**Written problem:**
Tally the lines containing "ourselves" and report the number alone.

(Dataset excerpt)

== == ==

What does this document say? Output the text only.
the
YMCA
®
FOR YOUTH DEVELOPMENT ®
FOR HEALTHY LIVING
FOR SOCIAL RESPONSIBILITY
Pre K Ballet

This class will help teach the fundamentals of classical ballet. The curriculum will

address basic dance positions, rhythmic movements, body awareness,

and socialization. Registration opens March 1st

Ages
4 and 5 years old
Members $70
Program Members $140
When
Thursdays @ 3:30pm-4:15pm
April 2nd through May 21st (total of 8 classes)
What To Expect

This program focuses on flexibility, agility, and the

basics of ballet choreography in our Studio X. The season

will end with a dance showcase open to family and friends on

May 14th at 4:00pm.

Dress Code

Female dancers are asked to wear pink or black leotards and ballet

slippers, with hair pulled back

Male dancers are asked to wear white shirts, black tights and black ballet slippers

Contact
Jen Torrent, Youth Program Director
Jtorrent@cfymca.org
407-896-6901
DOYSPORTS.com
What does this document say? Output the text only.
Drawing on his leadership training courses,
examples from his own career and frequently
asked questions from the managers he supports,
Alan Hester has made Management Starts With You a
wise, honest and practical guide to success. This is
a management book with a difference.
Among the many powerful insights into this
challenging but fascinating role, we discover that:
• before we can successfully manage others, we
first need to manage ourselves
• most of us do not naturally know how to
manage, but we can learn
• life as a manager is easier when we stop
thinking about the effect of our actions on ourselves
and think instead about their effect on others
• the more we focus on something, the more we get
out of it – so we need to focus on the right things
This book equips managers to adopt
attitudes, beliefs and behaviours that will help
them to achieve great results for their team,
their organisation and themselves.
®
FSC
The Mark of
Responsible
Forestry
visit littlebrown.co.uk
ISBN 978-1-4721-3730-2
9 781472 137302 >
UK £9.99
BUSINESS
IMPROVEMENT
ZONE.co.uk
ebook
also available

== == ==

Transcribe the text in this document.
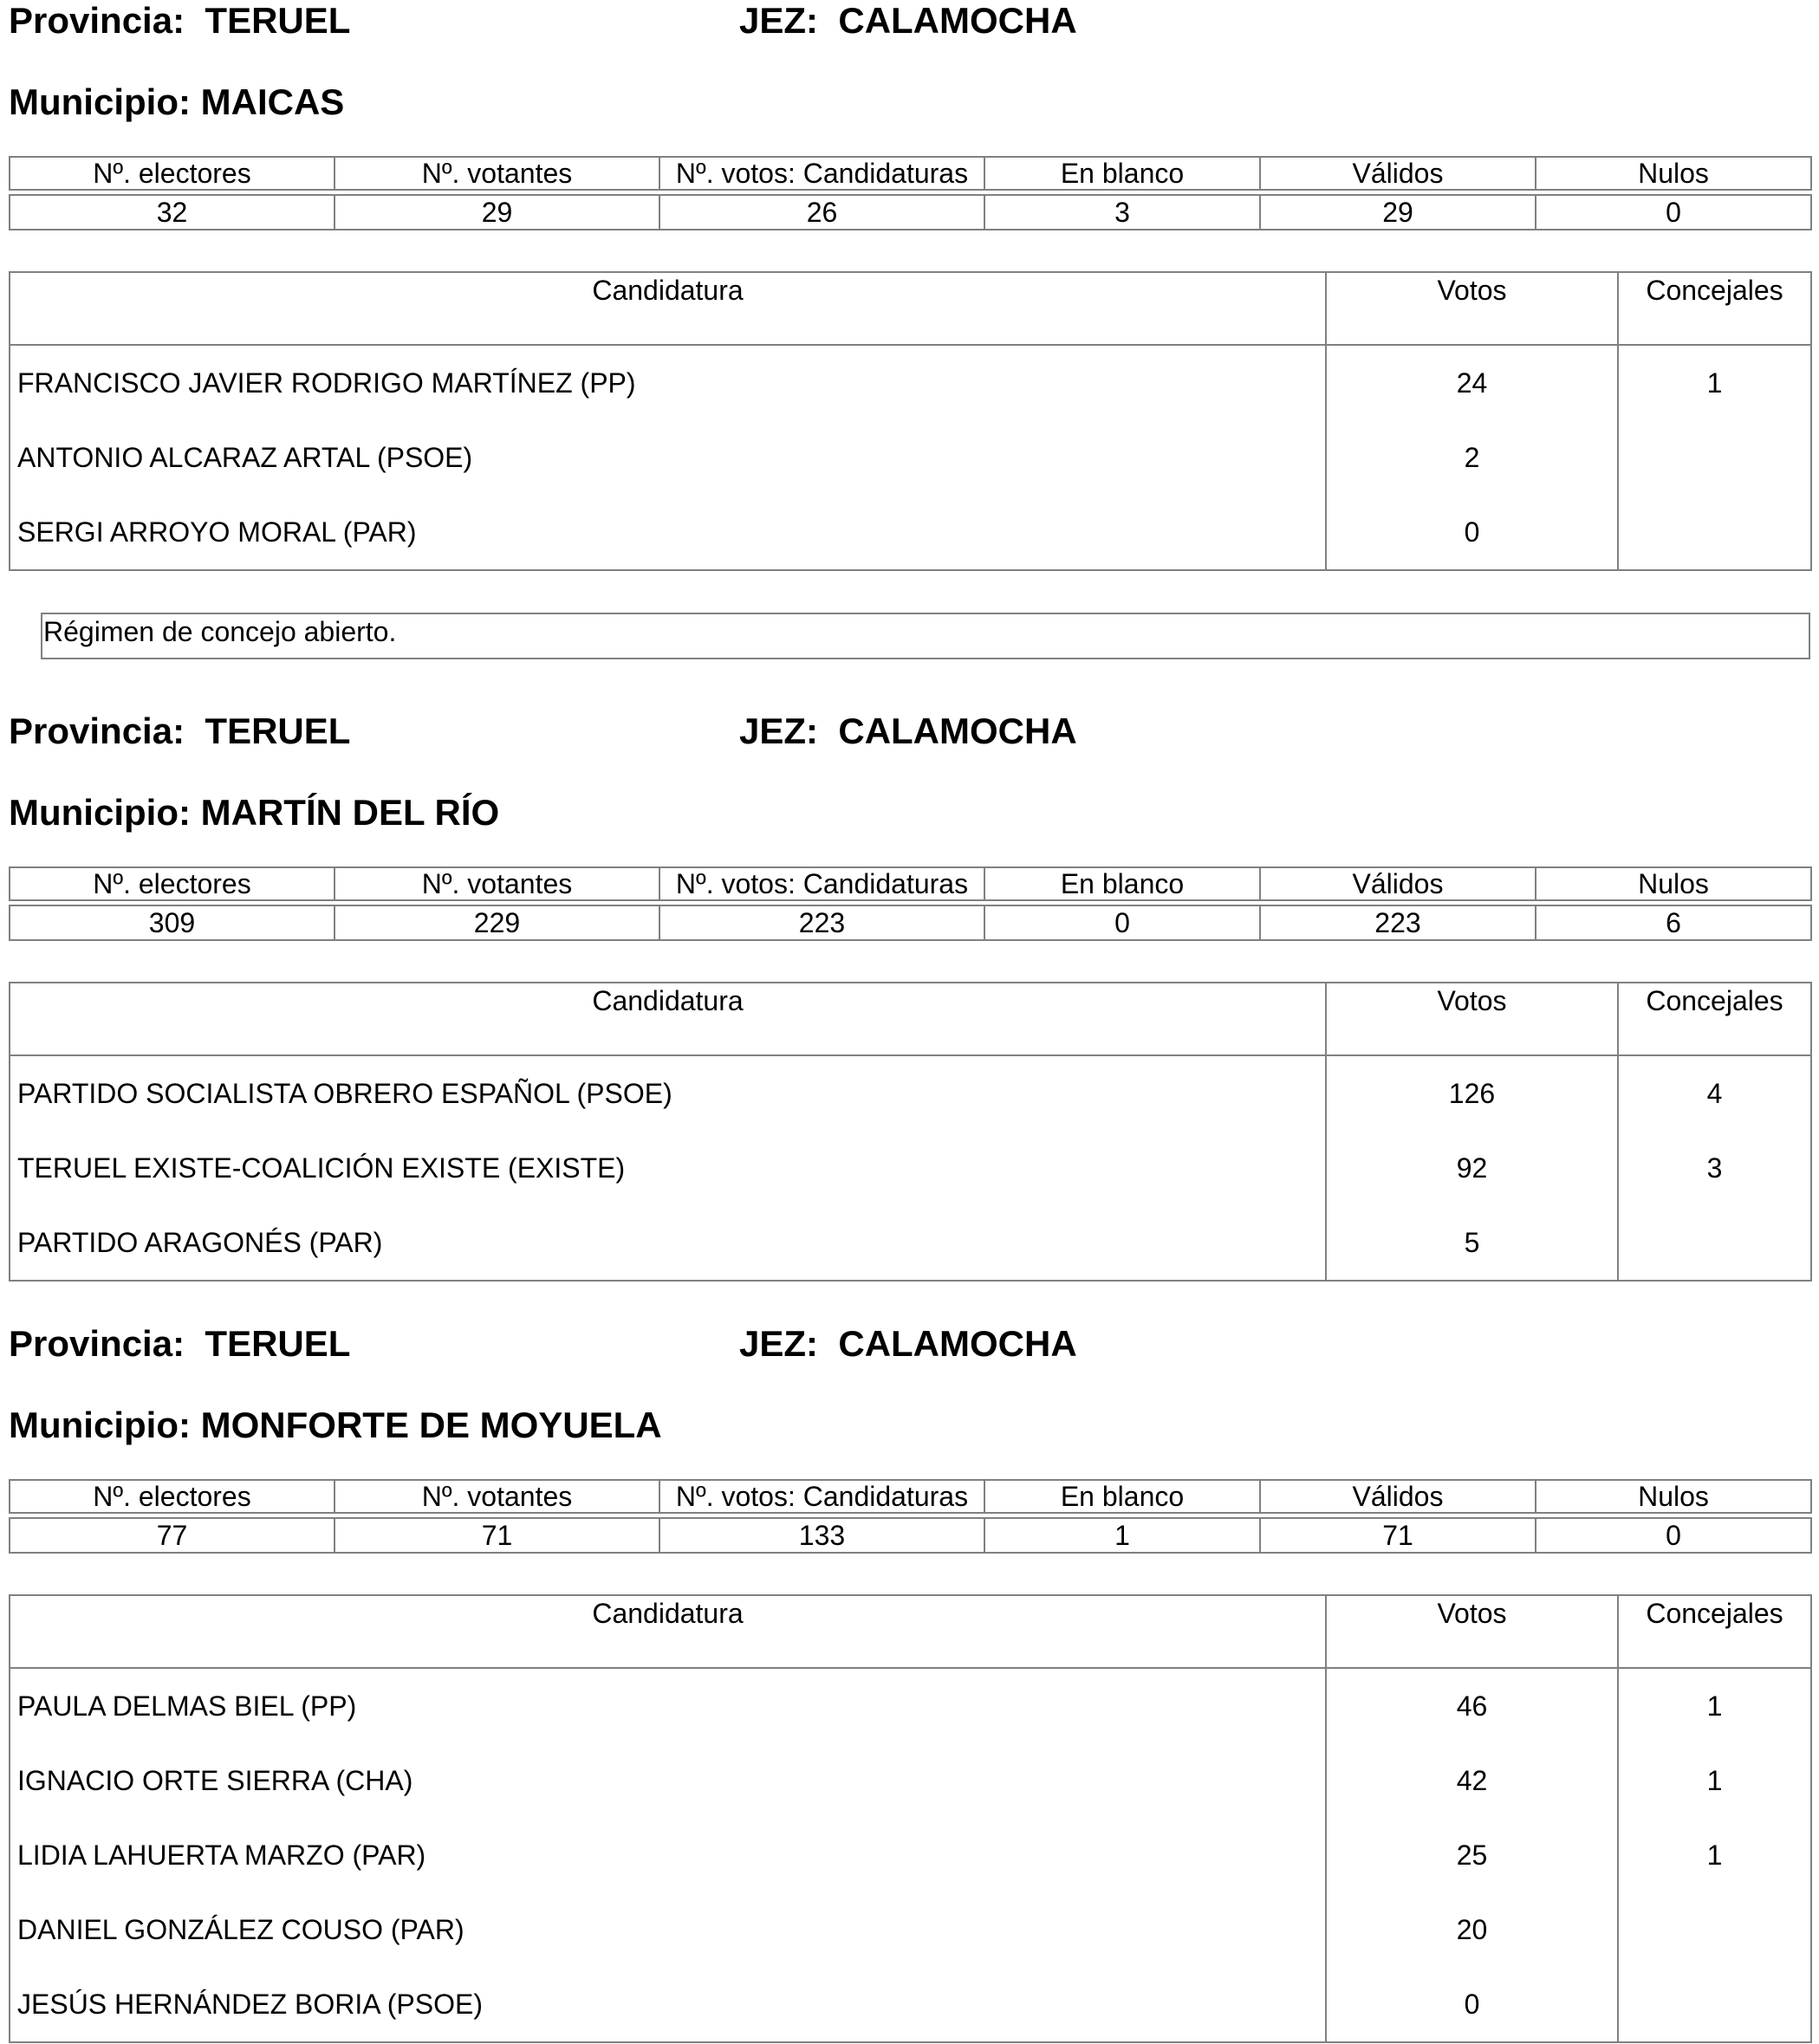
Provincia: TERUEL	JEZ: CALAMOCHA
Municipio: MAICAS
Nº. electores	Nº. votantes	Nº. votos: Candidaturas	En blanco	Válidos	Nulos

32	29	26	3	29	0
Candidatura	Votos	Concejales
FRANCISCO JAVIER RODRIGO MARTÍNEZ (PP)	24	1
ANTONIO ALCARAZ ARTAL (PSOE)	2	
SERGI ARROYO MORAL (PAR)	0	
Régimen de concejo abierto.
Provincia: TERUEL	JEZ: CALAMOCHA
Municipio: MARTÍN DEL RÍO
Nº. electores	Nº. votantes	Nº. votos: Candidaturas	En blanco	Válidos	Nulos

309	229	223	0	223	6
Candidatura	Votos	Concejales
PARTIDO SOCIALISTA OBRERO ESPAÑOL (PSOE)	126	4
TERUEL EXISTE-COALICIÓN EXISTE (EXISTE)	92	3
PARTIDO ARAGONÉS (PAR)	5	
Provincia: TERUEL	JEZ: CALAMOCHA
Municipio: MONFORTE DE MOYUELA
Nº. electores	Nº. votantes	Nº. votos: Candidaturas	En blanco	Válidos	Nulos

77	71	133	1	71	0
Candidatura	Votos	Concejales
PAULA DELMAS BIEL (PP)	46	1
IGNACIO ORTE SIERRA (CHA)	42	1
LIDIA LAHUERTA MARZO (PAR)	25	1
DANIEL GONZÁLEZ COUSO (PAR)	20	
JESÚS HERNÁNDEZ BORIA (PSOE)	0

== == ==

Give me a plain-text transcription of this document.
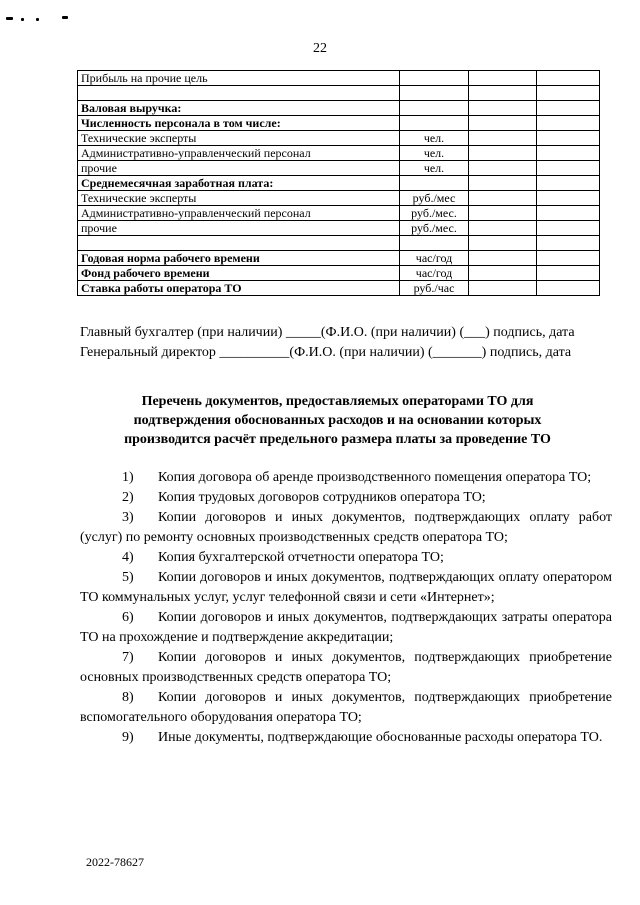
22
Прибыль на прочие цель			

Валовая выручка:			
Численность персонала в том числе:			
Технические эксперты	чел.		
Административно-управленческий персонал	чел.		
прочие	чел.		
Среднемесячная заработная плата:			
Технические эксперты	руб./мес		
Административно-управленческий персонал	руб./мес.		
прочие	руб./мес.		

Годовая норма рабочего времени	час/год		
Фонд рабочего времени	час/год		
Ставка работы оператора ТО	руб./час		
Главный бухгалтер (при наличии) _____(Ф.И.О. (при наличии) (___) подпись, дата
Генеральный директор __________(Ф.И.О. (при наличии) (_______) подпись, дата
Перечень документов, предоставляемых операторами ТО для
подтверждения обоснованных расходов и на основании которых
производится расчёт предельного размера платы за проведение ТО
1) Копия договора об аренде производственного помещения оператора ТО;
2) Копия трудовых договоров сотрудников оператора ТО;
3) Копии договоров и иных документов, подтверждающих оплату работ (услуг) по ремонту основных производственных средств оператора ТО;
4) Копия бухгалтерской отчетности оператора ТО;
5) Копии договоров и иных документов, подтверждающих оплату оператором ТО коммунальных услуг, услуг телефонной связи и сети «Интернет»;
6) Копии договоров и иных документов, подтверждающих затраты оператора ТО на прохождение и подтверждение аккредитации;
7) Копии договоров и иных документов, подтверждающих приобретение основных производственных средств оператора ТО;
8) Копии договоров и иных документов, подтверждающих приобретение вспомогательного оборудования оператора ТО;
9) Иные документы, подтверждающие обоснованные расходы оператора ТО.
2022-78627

== == ==

**Expected output:**
2